Your task
List every line in this data where the string "United" occurs.

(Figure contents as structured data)
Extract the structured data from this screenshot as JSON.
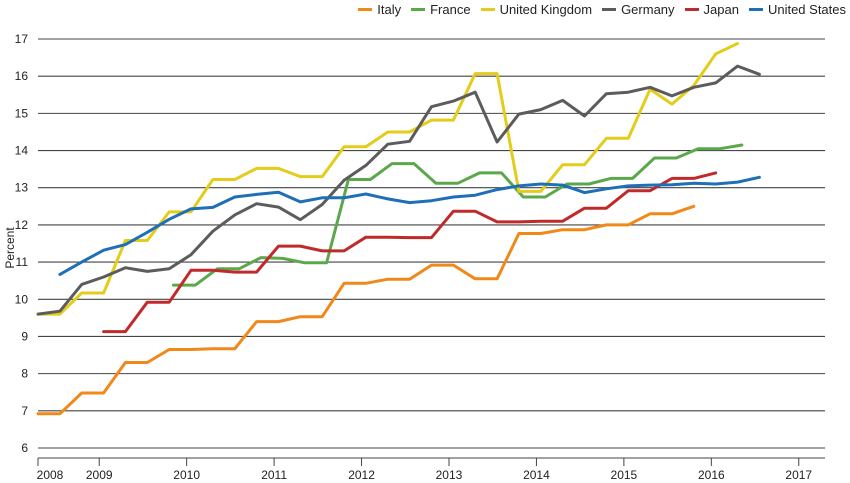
{
  "chart_data": {
    "type": "line",
    "title": "",
    "xlabel": "",
    "ylabel": "Percent",
    "ylim": [
      6,
      17
    ],
    "yticks": [
      6,
      7,
      8,
      9,
      10,
      11,
      12,
      13,
      14,
      15,
      16,
      17
    ],
    "xlim": [
      2008,
      2017
    ],
    "xticks": [
      {
        "label": "2008",
        "x": 2008
      },
      {
        "label": "2009",
        "x": 2008.7
      },
      {
        "label": "2010",
        "x": 2009.7
      },
      {
        "label": "2011",
        "x": 2010.7
      },
      {
        "label": "2012",
        "x": 2011.7
      },
      {
        "label": "2013",
        "x": 2012.7
      },
      {
        "label": "2014",
        "x": 2013.7
      },
      {
        "label": "2015",
        "x": 2014.7
      },
      {
        "label": "2016",
        "x": 2015.7
      },
      {
        "label": "2017",
        "x": 2016.7
      }
    ],
    "grid": true,
    "legend_position": "top-right",
    "series": [
      {
        "name": "Italy",
        "color": "#f0891a",
        "points": [
          [
            2008,
            6.92
          ],
          [
            2008.25,
            6.92
          ],
          [
            2008.5,
            7.48
          ],
          [
            2008.75,
            7.48
          ],
          [
            2009,
            8.3
          ],
          [
            2009.25,
            8.3
          ],
          [
            2009.5,
            8.65
          ],
          [
            2009.75,
            8.65
          ],
          [
            2010,
            8.67
          ],
          [
            2010.25,
            8.67
          ],
          [
            2010.5,
            9.4
          ],
          [
            2010.75,
            9.4
          ],
          [
            2011,
            9.53
          ],
          [
            2011.25,
            9.53
          ],
          [
            2011.5,
            10.43
          ],
          [
            2011.75,
            10.43
          ],
          [
            2012,
            10.54
          ],
          [
            2012.25,
            10.54
          ],
          [
            2012.5,
            10.92
          ],
          [
            2012.75,
            10.92
          ],
          [
            2013,
            10.55
          ],
          [
            2013.25,
            10.55
          ],
          [
            2013.5,
            11.77
          ],
          [
            2013.75,
            11.77
          ],
          [
            2014,
            11.87
          ],
          [
            2014.25,
            11.87
          ],
          [
            2014.5,
            12.0
          ],
          [
            2014.75,
            12.0
          ],
          [
            2015,
            12.3
          ],
          [
            2015.25,
            12.3
          ],
          [
            2015.5,
            12.5
          ]
        ]
      },
      {
        "name": "France",
        "color": "#5ba84a",
        "points": [
          [
            2009.55,
            10.38
          ],
          [
            2009.8,
            10.38
          ],
          [
            2010.05,
            10.82
          ],
          [
            2010.3,
            10.82
          ],
          [
            2010.55,
            11.12
          ],
          [
            2010.8,
            11.1
          ],
          [
            2011.05,
            10.98
          ],
          [
            2011.3,
            10.98
          ],
          [
            2011.55,
            13.22
          ],
          [
            2011.8,
            13.22
          ],
          [
            2012.05,
            13.65
          ],
          [
            2012.3,
            13.65
          ],
          [
            2012.55,
            13.12
          ],
          [
            2012.8,
            13.12
          ],
          [
            2013.05,
            13.4
          ],
          [
            2013.3,
            13.4
          ],
          [
            2013.55,
            12.75
          ],
          [
            2013.8,
            12.75
          ],
          [
            2014.05,
            13.1
          ],
          [
            2014.3,
            13.1
          ],
          [
            2014.55,
            13.25
          ],
          [
            2014.8,
            13.25
          ],
          [
            2015.05,
            13.8
          ],
          [
            2015.3,
            13.8
          ],
          [
            2015.55,
            14.05
          ],
          [
            2015.8,
            14.05
          ],
          [
            2016.05,
            14.15
          ]
        ]
      },
      {
        "name": "United Kingdom",
        "color": "#e3cc1a",
        "points": [
          [
            2008,
            9.6
          ],
          [
            2008.25,
            9.6
          ],
          [
            2008.5,
            10.17
          ],
          [
            2008.75,
            10.17
          ],
          [
            2009,
            11.58
          ],
          [
            2009.25,
            11.58
          ],
          [
            2009.5,
            12.35
          ],
          [
            2009.75,
            12.35
          ],
          [
            2010,
            13.22
          ],
          [
            2010.25,
            13.22
          ],
          [
            2010.5,
            13.52
          ],
          [
            2010.75,
            13.52
          ],
          [
            2011,
            13.3
          ],
          [
            2011.25,
            13.3
          ],
          [
            2011.5,
            14.1
          ],
          [
            2011.75,
            14.1
          ],
          [
            2012,
            14.5
          ],
          [
            2012.25,
            14.5
          ],
          [
            2012.5,
            14.82
          ],
          [
            2012.75,
            14.82
          ],
          [
            2013,
            16.07
          ],
          [
            2013.25,
            16.07
          ],
          [
            2013.5,
            12.9
          ],
          [
            2013.75,
            12.9
          ],
          [
            2014,
            13.62
          ],
          [
            2014.25,
            13.62
          ],
          [
            2014.5,
            14.33
          ],
          [
            2014.75,
            14.33
          ],
          [
            2015,
            15.65
          ],
          [
            2015.25,
            15.25
          ],
          [
            2015.5,
            15.75
          ],
          [
            2015.75,
            16.6
          ],
          [
            2016,
            16.88
          ]
        ]
      },
      {
        "name": "Germany",
        "color": "#5c5c5c",
        "points": [
          [
            2008,
            9.6
          ],
          [
            2008.25,
            9.68
          ],
          [
            2008.5,
            10.4
          ],
          [
            2008.75,
            10.6
          ],
          [
            2009,
            10.85
          ],
          [
            2009.25,
            10.75
          ],
          [
            2009.5,
            10.82
          ],
          [
            2009.75,
            11.2
          ],
          [
            2010,
            11.83
          ],
          [
            2010.25,
            12.27
          ],
          [
            2010.5,
            12.57
          ],
          [
            2010.75,
            12.48
          ],
          [
            2011,
            12.14
          ],
          [
            2011.25,
            12.55
          ],
          [
            2011.5,
            13.2
          ],
          [
            2011.75,
            13.6
          ],
          [
            2012,
            14.17
          ],
          [
            2012.25,
            14.25
          ],
          [
            2012.5,
            15.18
          ],
          [
            2012.75,
            15.33
          ],
          [
            2013,
            15.57
          ],
          [
            2013.25,
            14.23
          ],
          [
            2013.5,
            14.98
          ],
          [
            2013.75,
            15.1
          ],
          [
            2014,
            15.35
          ],
          [
            2014.25,
            14.93
          ],
          [
            2014.5,
            15.53
          ],
          [
            2014.75,
            15.57
          ],
          [
            2015,
            15.7
          ],
          [
            2015.25,
            15.47
          ],
          [
            2015.5,
            15.7
          ],
          [
            2015.75,
            15.82
          ],
          [
            2016,
            16.27
          ],
          [
            2016.25,
            16.05
          ]
        ]
      },
      {
        "name": "Japan",
        "color": "#c12a2a",
        "points": [
          [
            2008.75,
            9.13
          ],
          [
            2009,
            9.13
          ],
          [
            2009.25,
            9.92
          ],
          [
            2009.5,
            9.92
          ],
          [
            2009.75,
            10.78
          ],
          [
            2010,
            10.78
          ],
          [
            2010.25,
            10.73
          ],
          [
            2010.5,
            10.73
          ],
          [
            2010.75,
            11.43
          ],
          [
            2011,
            11.43
          ],
          [
            2011.25,
            11.3
          ],
          [
            2011.5,
            11.3
          ],
          [
            2011.75,
            11.67
          ],
          [
            2012,
            11.67
          ],
          [
            2012.25,
            11.66
          ],
          [
            2012.5,
            11.66
          ],
          [
            2012.75,
            12.37
          ],
          [
            2013,
            12.37
          ],
          [
            2013.25,
            12.08
          ],
          [
            2013.5,
            12.08
          ],
          [
            2013.75,
            12.1
          ],
          [
            2014,
            12.1
          ],
          [
            2014.25,
            12.45
          ],
          [
            2014.5,
            12.45
          ],
          [
            2014.75,
            12.92
          ],
          [
            2015,
            12.92
          ],
          [
            2015.25,
            13.25
          ],
          [
            2015.5,
            13.25
          ],
          [
            2015.75,
            13.4
          ]
        ]
      },
      {
        "name": "United States",
        "color": "#1f6fb8",
        "points": [
          [
            2008.25,
            10.67
          ],
          [
            2008.5,
            11.0
          ],
          [
            2008.75,
            11.32
          ],
          [
            2009,
            11.47
          ],
          [
            2009.25,
            11.8
          ],
          [
            2009.5,
            12.15
          ],
          [
            2009.75,
            12.43
          ],
          [
            2010,
            12.47
          ],
          [
            2010.25,
            12.75
          ],
          [
            2010.5,
            12.82
          ],
          [
            2010.75,
            12.88
          ],
          [
            2011,
            12.62
          ],
          [
            2011.25,
            12.73
          ],
          [
            2011.5,
            12.73
          ],
          [
            2011.75,
            12.83
          ],
          [
            2012,
            12.7
          ],
          [
            2012.25,
            12.6
          ],
          [
            2012.5,
            12.65
          ],
          [
            2012.75,
            12.75
          ],
          [
            2013,
            12.8
          ],
          [
            2013.25,
            12.95
          ],
          [
            2013.5,
            13.05
          ],
          [
            2013.75,
            13.1
          ],
          [
            2014,
            13.07
          ],
          [
            2014.25,
            12.87
          ],
          [
            2014.5,
            12.97
          ],
          [
            2014.75,
            13.05
          ],
          [
            2015,
            13.07
          ],
          [
            2015.25,
            13.08
          ],
          [
            2015.5,
            13.12
          ],
          [
            2015.75,
            13.1
          ],
          [
            2016,
            13.15
          ],
          [
            2016.25,
            13.28
          ]
        ]
      }
    ]
  }
}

Result of the exercise
        "name": "United Kingdom",
        "name": "United States",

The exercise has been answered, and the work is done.